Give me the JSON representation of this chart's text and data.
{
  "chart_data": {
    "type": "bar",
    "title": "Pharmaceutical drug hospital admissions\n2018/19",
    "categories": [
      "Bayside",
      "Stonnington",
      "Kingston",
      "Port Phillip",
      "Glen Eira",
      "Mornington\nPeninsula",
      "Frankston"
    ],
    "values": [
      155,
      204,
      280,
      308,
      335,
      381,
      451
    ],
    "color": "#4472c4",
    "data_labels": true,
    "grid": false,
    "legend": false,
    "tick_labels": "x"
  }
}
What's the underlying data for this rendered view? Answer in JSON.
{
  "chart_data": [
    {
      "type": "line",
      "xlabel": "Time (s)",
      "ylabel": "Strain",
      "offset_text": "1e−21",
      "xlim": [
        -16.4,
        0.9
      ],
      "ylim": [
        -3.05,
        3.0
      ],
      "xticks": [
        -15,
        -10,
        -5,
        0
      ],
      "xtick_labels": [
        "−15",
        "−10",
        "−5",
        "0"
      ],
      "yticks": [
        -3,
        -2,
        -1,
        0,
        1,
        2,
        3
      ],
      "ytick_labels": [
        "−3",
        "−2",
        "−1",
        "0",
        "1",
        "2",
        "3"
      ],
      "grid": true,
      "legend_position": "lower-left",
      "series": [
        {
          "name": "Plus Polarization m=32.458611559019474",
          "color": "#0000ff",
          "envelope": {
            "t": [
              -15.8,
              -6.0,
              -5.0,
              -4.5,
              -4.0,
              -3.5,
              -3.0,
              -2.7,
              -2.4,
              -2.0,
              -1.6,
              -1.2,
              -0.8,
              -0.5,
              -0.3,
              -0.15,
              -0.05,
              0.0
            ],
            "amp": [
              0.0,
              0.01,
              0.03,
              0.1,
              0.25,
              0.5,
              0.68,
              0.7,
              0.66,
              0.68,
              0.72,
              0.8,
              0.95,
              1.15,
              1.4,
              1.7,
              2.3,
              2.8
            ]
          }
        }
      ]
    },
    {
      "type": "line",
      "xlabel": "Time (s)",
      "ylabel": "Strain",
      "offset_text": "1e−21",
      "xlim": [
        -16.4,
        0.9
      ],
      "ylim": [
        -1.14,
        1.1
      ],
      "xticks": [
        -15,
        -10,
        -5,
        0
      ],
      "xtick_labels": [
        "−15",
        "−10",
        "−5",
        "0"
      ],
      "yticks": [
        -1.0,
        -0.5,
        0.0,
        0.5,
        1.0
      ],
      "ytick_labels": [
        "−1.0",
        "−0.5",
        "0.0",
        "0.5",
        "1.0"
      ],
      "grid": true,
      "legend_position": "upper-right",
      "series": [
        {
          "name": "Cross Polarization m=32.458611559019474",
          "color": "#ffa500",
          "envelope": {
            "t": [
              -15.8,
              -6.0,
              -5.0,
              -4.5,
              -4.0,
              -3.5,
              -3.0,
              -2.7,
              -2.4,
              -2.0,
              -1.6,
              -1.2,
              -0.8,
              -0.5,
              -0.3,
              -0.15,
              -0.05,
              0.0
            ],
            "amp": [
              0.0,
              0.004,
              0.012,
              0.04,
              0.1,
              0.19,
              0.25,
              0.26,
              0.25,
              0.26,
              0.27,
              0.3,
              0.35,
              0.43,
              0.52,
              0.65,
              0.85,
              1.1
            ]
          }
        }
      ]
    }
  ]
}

_WRITTEN TASK_
Retype the data exactly as given.

_RESULT OF THE TASK_
Give me the JSON representation of this chart's text and data.
{
  "chart_data": {
    "type": "bar",
    "title": "Pharmaceutical drug hospital admissions\n2018/19",
    "categories": [
      "Bayside",
      "Stonnington",
      "Kingston",
      "Port Phillip",
      "Glen Eira",
      "Mornington\nPeninsula",
      "Frankston"
    ],
    "values": [
      155,
      204,
      280,
      308,
      335,
      381,
      451
    ],
    "color": "#4472c4",
    "data_labels": true,
    "grid": false,
    "legend": false,
    "tick_labels": "x"
  }
}
What's the underlying data for this rendered view? Answer in JSON.
{
  "chart_data": [
    {
      "type": "line",
      "xlabel": "Time (s)",
      "ylabel": "Strain",
      "offset_text": "1e−21",
      "xlim": [
        -16.4,
        0.9
      ],
      "ylim": [
        -3.05,
        3.0
      ],
      "xticks": [
        -15,
        -10,
        -5,
        0
      ],
      "xtick_labels": [
        "−15",
        "−10",
        "−5",
        "0"
      ],
      "yticks": [
        -3,
        -2,
        -1,
        0,
        1,
        2,
        3
      ],
      "ytick_labels": [
        "−3",
        "−2",
        "−1",
        "0",
        "1",
        "2",
        "3"
      ],
      "grid": true,
      "legend_position": "lower-left",
      "series": [
        {
          "name": "Plus Polarization m=32.458611559019474",
          "color": "#0000ff",
          "envelope": {
            "t": [
              -15.8,
              -6.0,
              -5.0,
              -4.5,
              -4.0,
              -3.5,
              -3.0,
              -2.7,
              -2.4,
              -2.0,
              -1.6,
              -1.2,
              -0.8,
              -0.5,
              -0.3,
              -0.15,
              -0.05,
              0.0
            ],
            "amp": [
              0.0,
              0.01,
              0.03,
              0.1,
              0.25,
              0.5,
              0.68,
              0.7,
              0.66,
              0.68,
              0.72,
              0.8,
              0.95,
              1.15,
              1.4,
              1.7,
              2.3,
              2.8
            ]
          }
        }
      ]
    },
    {
      "type": "line",
      "xlabel": "Time (s)",
      "ylabel": "Strain",
      "offset_text": "1e−21",
      "xlim": [
        -16.4,
        0.9
      ],
      "ylim": [
        -1.14,
        1.1
      ],
      "xticks": [
        -15,
        -10,
        -5,
        0
      ],
      "xtick_labels": [
        "−15",
        "−10",
        "−5",
        "0"
      ],
      "yticks": [
        -1.0,
        -0.5,
        0.0,
        0.5,
        1.0
      ],
      "ytick_labels": [
        "−1.0",
        "−0.5",
        "0.0",
        "0.5",
        "1.0"
      ],
      "grid": true,
      "legend_position": "upper-right",
      "series": [
        {
          "name": "Cross Polarization m=32.458611559019474",
          "color": "#ffa500",
          "envelope": {
            "t": [
              -15.8,
              -6.0,
              -5.0,
              -4.5,
              -4.0,
              -3.5,
              -3.0,
              -2.7,
              -2.4,
              -2.0,
              -1.6,
              -1.2,
              -0.8,
              -0.5,
              -0.3,
              -0.15,
              -0.05,
              0.0
            ],
            "amp": [
              0.0,
              0.004,
              0.012,
              0.04,
              0.1,
              0.19,
              0.25,
              0.26,
              0.25,
              0.26,
              0.27,
              0.3,
              0.35,
              0.43,
              0.52,
              0.65,
              0.85,
              1.1
            ]
          }
        }
      ]
    }
  ]
}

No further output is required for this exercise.